* **What the task asks**: Please report every line from the material that contains the word "JSON".
>> BEGIN Material for the task
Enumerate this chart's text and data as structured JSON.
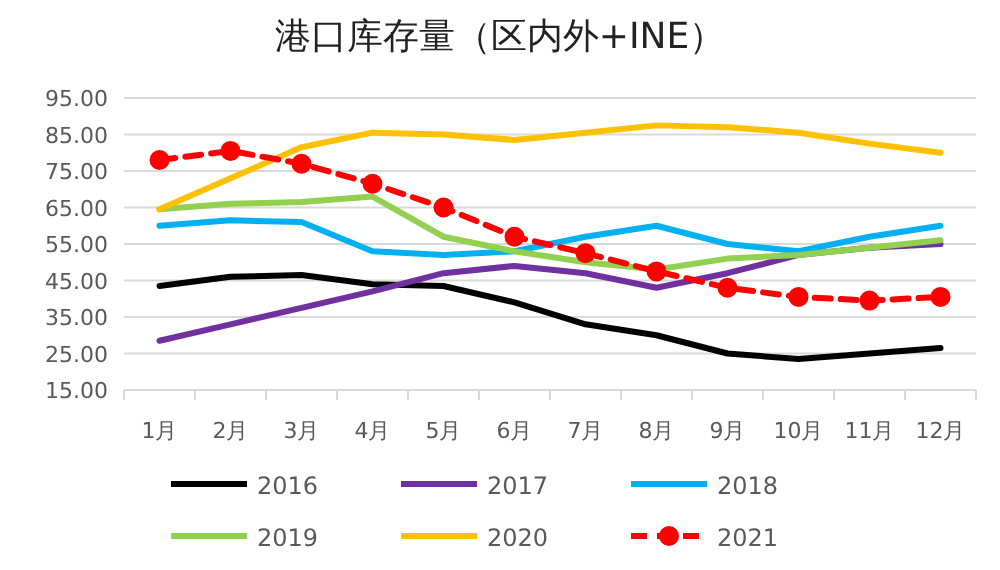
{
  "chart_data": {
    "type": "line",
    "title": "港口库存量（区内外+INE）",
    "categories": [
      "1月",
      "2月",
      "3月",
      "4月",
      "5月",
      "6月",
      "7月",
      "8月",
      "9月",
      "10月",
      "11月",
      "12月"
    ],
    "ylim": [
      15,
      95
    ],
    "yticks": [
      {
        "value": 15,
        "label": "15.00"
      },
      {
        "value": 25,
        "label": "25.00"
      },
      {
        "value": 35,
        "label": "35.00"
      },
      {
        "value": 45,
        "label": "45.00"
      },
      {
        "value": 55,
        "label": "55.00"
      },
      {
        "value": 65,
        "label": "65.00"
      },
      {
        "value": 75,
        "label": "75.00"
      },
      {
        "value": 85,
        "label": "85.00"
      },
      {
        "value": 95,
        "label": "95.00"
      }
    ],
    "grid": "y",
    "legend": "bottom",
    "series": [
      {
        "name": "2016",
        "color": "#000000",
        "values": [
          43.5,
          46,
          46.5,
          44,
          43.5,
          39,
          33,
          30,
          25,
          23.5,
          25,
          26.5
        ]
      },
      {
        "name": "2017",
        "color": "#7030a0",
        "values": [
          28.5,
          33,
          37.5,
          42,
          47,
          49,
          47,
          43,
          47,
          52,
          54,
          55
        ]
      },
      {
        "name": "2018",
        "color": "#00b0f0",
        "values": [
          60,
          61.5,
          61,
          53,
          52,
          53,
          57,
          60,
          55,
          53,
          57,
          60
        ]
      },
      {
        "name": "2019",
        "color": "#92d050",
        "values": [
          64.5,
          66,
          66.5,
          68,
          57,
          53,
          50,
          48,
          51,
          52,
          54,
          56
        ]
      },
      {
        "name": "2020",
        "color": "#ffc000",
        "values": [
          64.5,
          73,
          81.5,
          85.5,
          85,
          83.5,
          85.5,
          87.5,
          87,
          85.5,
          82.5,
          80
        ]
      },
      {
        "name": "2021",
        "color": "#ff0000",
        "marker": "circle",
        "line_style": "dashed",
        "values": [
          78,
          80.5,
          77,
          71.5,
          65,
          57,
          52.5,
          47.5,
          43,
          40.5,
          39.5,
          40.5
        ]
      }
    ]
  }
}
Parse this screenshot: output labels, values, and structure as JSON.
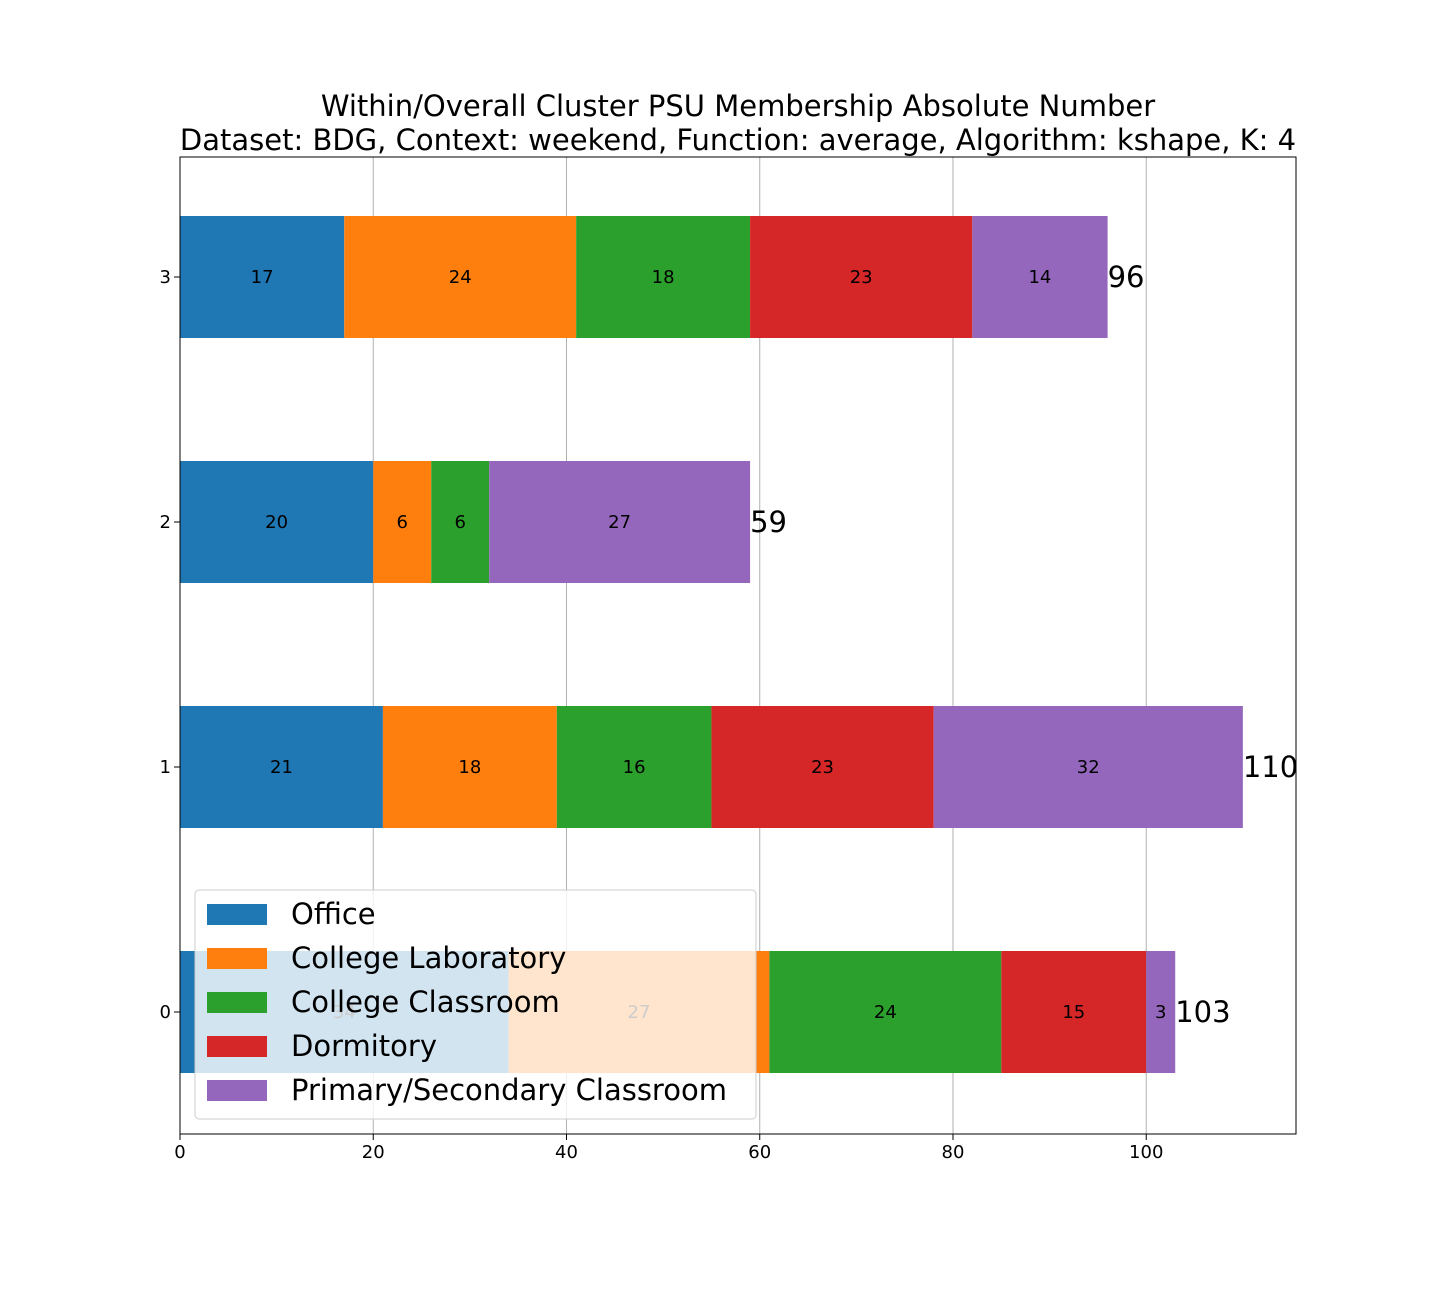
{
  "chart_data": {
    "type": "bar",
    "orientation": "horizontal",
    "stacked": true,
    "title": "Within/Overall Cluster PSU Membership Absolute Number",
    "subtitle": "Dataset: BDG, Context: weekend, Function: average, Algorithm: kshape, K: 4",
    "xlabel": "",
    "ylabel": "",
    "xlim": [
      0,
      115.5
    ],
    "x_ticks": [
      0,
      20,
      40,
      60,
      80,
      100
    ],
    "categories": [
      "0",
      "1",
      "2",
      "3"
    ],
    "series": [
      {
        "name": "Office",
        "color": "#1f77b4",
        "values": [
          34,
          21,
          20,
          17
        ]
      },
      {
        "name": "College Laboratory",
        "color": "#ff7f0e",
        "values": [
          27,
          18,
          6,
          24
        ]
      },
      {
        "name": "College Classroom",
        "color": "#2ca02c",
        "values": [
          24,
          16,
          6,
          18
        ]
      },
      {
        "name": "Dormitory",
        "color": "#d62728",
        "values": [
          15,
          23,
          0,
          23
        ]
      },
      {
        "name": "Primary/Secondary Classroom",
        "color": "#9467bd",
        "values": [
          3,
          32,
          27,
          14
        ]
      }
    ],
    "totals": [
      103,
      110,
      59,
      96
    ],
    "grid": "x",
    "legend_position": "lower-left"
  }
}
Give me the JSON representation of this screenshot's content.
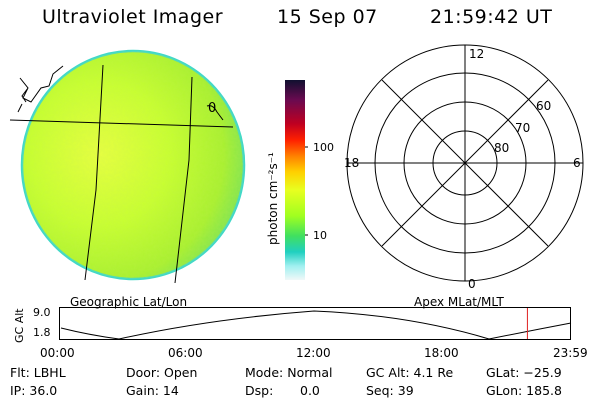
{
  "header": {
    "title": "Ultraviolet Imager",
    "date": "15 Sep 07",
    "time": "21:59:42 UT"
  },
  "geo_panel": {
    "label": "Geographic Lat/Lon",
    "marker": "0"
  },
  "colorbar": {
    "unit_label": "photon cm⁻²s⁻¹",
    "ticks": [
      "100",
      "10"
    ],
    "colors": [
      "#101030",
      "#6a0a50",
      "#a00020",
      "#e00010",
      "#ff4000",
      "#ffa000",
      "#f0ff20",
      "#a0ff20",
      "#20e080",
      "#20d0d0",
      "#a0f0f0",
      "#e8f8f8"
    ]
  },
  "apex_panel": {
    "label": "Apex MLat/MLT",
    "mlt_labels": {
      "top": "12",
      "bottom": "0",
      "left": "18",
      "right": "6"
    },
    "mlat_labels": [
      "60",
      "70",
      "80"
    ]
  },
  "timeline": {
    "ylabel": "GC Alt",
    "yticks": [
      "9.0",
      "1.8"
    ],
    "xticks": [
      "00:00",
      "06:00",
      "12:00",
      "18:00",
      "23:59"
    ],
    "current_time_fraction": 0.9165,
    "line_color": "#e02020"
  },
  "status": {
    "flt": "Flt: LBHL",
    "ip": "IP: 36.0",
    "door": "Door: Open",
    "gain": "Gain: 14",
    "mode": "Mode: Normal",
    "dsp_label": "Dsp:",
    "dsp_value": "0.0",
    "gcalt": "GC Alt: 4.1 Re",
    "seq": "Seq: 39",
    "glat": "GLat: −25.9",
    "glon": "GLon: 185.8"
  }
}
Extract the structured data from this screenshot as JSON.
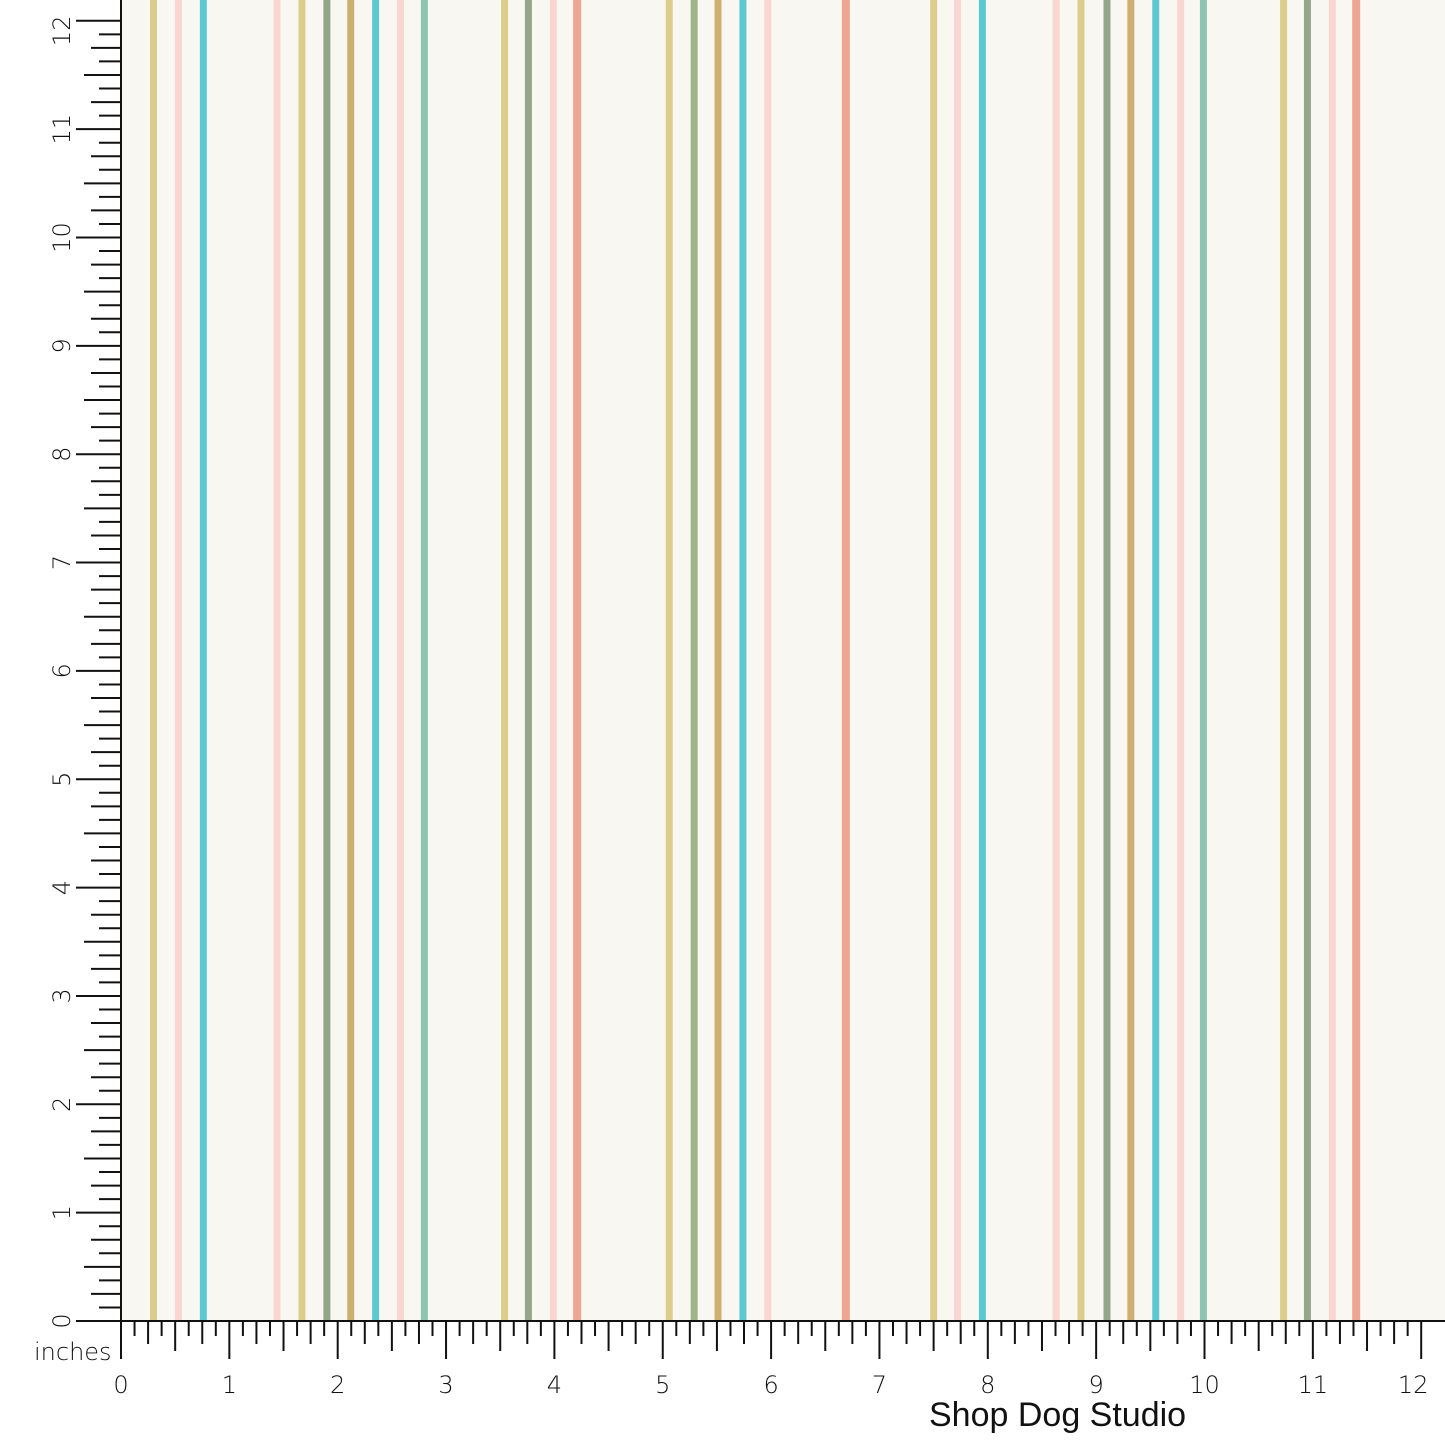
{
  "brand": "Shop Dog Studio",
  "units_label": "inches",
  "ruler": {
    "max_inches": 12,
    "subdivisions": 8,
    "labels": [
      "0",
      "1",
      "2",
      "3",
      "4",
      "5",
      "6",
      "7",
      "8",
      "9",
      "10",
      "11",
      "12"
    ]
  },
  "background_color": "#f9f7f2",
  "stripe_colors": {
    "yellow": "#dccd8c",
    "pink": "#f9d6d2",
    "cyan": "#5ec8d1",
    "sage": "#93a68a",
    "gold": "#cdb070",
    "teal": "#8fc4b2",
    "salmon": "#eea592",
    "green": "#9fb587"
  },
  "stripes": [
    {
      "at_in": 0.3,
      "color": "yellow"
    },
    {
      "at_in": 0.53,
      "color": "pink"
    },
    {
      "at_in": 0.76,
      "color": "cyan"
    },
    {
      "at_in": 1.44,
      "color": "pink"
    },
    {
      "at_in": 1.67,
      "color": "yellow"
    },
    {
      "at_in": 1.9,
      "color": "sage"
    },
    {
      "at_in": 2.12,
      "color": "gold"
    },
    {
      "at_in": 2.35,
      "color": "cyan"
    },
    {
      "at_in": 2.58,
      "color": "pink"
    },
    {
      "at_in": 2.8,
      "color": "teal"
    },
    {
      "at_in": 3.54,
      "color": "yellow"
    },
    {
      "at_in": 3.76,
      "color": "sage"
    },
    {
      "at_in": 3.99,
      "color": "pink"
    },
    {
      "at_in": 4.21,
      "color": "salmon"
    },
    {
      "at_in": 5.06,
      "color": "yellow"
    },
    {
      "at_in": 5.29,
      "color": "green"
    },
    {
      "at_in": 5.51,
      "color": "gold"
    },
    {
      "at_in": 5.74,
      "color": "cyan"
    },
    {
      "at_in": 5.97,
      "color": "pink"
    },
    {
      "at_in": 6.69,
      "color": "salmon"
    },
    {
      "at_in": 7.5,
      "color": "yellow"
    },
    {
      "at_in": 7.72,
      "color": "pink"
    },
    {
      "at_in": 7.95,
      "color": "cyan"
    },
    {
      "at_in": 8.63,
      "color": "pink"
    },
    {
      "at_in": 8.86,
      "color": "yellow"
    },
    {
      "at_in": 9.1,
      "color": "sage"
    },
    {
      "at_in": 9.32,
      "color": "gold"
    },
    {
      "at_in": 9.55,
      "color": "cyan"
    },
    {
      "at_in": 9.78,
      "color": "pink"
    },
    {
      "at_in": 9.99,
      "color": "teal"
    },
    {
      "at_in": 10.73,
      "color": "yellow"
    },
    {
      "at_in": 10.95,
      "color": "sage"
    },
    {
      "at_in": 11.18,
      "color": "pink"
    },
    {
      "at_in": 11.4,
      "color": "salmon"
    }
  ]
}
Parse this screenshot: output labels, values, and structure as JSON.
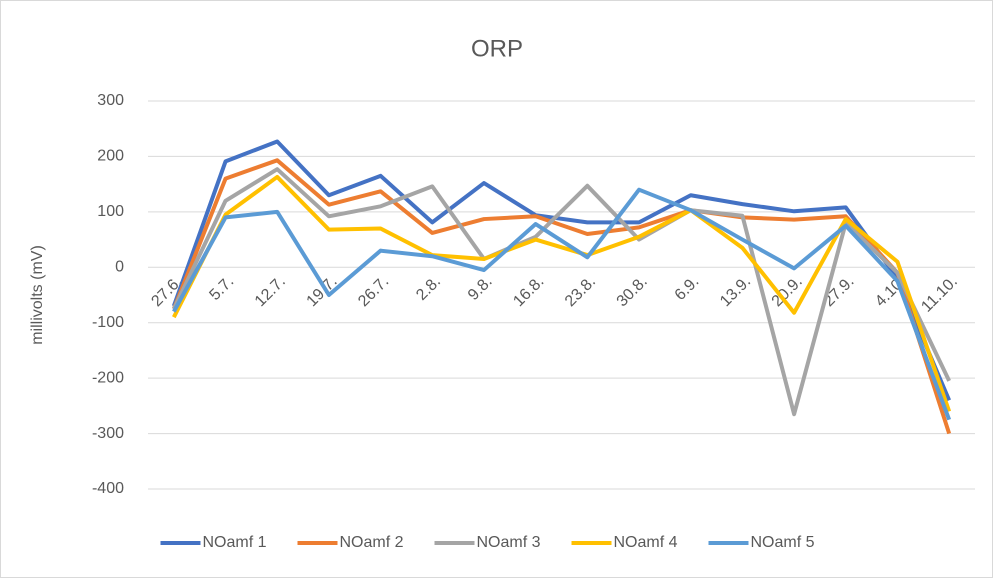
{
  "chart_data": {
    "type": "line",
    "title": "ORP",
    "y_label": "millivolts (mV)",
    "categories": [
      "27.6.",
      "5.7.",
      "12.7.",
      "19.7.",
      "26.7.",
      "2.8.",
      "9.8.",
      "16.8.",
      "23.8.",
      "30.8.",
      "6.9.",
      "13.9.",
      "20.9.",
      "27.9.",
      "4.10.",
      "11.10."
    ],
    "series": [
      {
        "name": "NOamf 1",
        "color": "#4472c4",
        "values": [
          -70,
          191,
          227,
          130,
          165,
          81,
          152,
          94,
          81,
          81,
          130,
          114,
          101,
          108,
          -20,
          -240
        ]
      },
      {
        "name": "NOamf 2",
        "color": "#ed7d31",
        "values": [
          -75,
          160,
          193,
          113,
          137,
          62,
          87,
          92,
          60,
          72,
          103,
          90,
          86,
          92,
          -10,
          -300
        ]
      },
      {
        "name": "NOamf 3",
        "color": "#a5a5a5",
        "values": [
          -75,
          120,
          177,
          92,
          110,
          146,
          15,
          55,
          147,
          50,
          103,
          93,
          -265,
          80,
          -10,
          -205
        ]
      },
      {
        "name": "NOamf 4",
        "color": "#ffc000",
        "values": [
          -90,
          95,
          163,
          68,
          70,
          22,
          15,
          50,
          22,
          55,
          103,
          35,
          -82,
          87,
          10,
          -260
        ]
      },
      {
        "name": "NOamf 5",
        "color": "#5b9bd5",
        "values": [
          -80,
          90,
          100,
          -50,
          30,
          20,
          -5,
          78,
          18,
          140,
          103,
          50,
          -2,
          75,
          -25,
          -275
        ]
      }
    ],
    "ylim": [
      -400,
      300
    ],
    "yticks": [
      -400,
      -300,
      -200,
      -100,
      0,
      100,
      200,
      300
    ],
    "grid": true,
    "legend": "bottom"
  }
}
>> END Material for the task
* **Solution for this exercise**:
Enumerate this chart's text and data as structured JSON.
Parse this screenshot: output labels, values, and structure as JSON.
Give me the JSON representation of this screenshot's content.
Extract the structured data from this screenshot as JSON.
Parse this screenshot: output labels, values, and structure as JSON.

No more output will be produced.